**REQUIREMENT**
Copy each line below in which the string "color" occurs.

**DATA FOR THIS EXERCISE**
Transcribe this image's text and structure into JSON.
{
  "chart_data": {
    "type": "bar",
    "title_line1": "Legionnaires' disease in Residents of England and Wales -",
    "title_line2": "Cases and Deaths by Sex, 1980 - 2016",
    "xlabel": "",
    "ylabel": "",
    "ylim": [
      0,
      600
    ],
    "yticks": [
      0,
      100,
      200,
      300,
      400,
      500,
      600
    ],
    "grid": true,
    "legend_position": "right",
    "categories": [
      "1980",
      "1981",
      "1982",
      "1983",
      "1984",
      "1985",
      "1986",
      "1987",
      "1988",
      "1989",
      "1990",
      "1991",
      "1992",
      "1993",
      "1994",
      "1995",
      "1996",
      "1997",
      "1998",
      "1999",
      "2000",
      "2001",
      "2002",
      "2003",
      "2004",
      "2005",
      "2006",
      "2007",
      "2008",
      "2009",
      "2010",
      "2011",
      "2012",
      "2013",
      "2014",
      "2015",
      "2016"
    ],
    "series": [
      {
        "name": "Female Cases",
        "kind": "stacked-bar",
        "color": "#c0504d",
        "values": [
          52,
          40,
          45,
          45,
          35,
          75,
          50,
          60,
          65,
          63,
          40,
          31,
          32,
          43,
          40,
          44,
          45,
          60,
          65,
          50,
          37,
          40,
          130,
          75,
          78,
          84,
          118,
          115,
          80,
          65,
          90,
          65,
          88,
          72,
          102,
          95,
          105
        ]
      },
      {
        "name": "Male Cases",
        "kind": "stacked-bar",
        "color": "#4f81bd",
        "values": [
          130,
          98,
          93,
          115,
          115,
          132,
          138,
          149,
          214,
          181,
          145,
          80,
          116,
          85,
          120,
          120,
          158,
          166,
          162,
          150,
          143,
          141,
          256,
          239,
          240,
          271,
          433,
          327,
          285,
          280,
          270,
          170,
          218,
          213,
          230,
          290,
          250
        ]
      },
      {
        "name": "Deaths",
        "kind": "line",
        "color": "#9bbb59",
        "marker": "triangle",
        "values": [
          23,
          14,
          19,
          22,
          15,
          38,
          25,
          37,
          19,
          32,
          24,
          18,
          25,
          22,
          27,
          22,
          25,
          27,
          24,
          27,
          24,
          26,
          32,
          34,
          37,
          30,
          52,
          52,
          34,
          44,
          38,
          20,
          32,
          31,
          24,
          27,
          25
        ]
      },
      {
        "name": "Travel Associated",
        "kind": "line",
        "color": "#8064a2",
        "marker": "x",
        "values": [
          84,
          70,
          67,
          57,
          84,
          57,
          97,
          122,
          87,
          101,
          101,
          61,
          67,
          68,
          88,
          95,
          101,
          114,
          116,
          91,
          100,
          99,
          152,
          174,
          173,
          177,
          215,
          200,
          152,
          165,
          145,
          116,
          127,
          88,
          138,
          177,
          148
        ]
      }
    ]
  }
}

**EXERCISE OUTPUT**
        "color": "#c0504d",
        "color": "#4f81bd",
        "color": "#9bbb59",
        "color": "#8064a2",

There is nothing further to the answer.